---------- Text extract ----------
There is in seeing Rian Johnson’s neo-noir, BRICK, the sense that this is not just a startlingly original, wholly engrossing, and brilliantly plotted piece of work. There is the sense that it is nothing less than a flawless masterpiece made all the more remarkable for being Johnson’s maiden cinematic effort.
The idioms of the noir genre, damsels in distress, femmes fatale, mooks, wiseguys, cops, in the person of Vice-Principal Trueman (Richard Roundtree) willing to take shortcuts, and a hero with his own code of honor working against an underworld simmering just beneath the surface of its respectable environs, are all there. Johnson has grafted those idioms onto the specifics of high school, a decision that once done makes perfect sense. The emotional volatility of adolescence with its every crisis, small and large, taking on the urgency of a life-and-death situation provides the perfect milieu for what, with the addition of a drug ring, actually becomes literally life and death.
It begins, in true noir fashion, with death as Brendan (Joseph Gordon-Levitt) contemplates the body of his dead girlfriend, Emily (Emilie de Ravin), a fragile blonde in cheap blue bangle bracelets. From there begins a flashback that will loop back to the present and then carry through to the end of the mystery. There is much along the way, as the intricate plot slowly unwinds while Brendan goes looking for clues to a tale that he may not want to know, and for people who can’t be trusted further than the end of his eyelashes, particularly Laura (Nora Zehetner), a cool cookie who courts him for reasons of her own and always seems to be in the right place but with the wrong people.
---------- Given records ----------
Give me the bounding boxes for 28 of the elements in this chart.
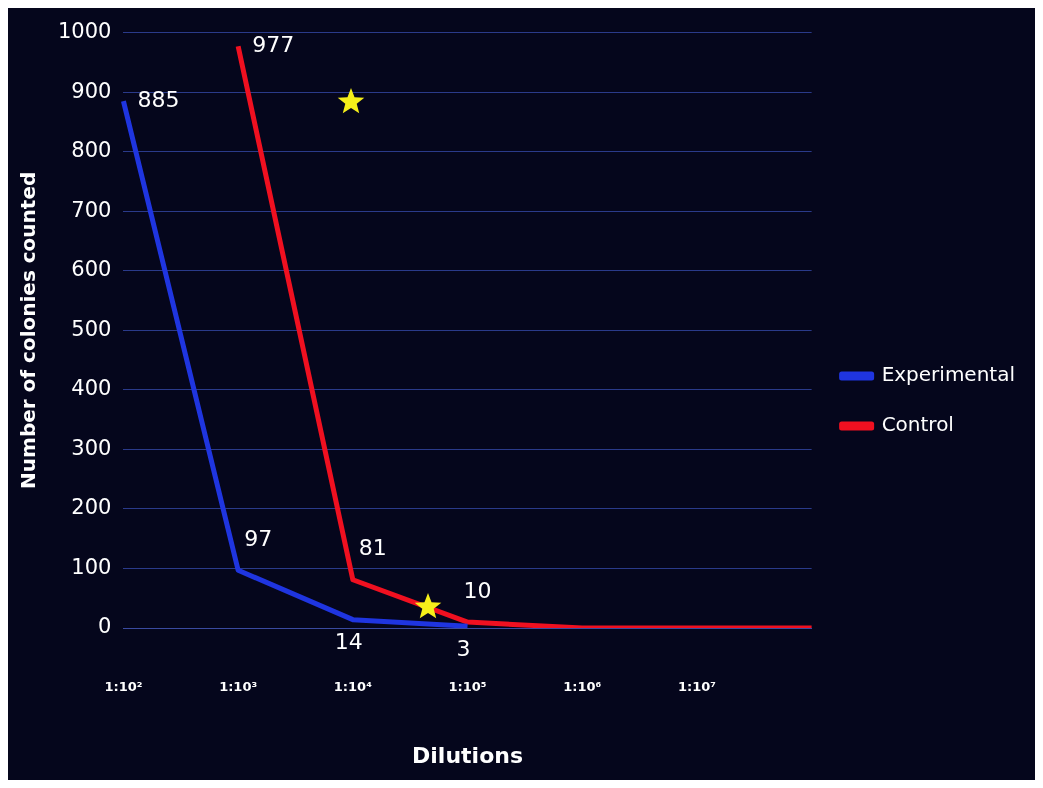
y-tick-label: 1000 <box>57 19 112 44</box>
y-tick-label: 300 <box>71 435 112 460</box>
data-label: 885 <box>137 86 180 112</box>
x-tick-label: 1:10² <box>104 679 143 695</box>
y-axis-title: Number of colonies counted <box>16 171 41 489</box>
x-tick-label: 1:10⁴ <box>333 679 373 695</box>
x-tick-label: 1:10⁷ <box>677 679 716 695</box>
y-tick-label: 100 <box>71 554 112 579</box>
y-tick-label: 600 <box>71 257 112 282</box>
y-tick-label: 0 <box>98 614 112 639</box>
y-tick-label: 500 <box>71 316 112 341</box>
data-label: 977 <box>252 32 295 58</box>
y-tick-label: 700 <box>71 197 112 222</box>
data-label: 81 <box>358 535 387 561</box>
y-tick-label: 800 <box>71 138 112 163</box>
legend-label: Experimental <box>881 362 1016 387</box>
data-label: 14 <box>334 629 363 655</box>
y-tick-label: 900 <box>71 78 112 103</box>
data-label: 10 <box>463 577 492 603</box>
legend-label: Control <box>881 412 954 437</box>
x-axis-title: Dilutions <box>412 742 524 768</box>
y-tick-label: 200 <box>71 495 112 520</box>
x-tick-label: 1:10³ <box>219 679 258 695</box>
data-label: 97 <box>244 525 273 551</box>
data-label: 3 <box>456 635 471 661</box>
y-tick-label: 400 <box>71 376 112 401</box>
x-tick-label: 1:10⁵ <box>448 679 487 695</box>
x-tick-label: 1:10⁶ <box>563 679 602 695</box>
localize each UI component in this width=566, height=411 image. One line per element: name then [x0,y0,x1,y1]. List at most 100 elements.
----------
Set problem 1:
In the Brick review, which actor plays Vice-Principal Trueman?
Set problem 2:
Carry the Brick review forward from its final sentence.

Task output 1:
Richard Roundtree

Task output 2:
This is the densely packed world set in the soulless architecture of suburban southern California, a place in Johnson’s hands as desolate and dangerous any inner city of the classic noirs. It, too, is populated with the same sort of vivid characters that Brendan negotiates with the help of The Brain (Matt O’Leary), the bookish James Dean lookalike who does the research that keeps Brendan barely a half-step ahead of the bad guys. These are numerous, violent, everywhere, and mostly in the thrall of The Pin (Lukas Haas), a drug lord with a limp and a rooster haircut who operates out of his mother’s basement as she frets upstairs over whether there is enough fruit juice for her son’s constant visitors.
The action plays out in a deliciously inventive patois that is taken partly from bits and pieces of hard-boiled detective slang and partly from Johnson’s fertile imagination. Lunch is more than a meal, for example, but rather a lifestyle, but the gist of it is readily accessible as Johnson has the cast declaim the lines in precise rhythms that renders them into a poetic music riffing with a wit as acerbic as the dialogue on the dirty goings-on. Also riffing is the classic noir play of light and dark, though in this case, it’s in color, not black and white, it’s carefully detailed so that the interplay of light and shadows takes on a battle of biblical proportions, underscoring, as does the subtle camerawork, the sense of real danger and edginess of the story, and the heightened sense of unreality as Brendan digs deeper into the who and the why of Emily’s death.
Gordon-Levitt, who broke out forever from the curse of the ex-kid actor in Greg Araki’s MYSTERIOUS SKIN, here fulfills the promise of that role. His Brendan is tough and nonplussed in the suitably noir way of which Sam Spade would approve, cracking wise even as another thug cracks his nose, but with that one particle of vulnerability that fuels the overpowering anger driving him to solve the crime, no matter how many beatings he takes, or deaths he causes along the way. It’s a performance that is nuanced, as complicated as the character himself, and never less than perfectly realized.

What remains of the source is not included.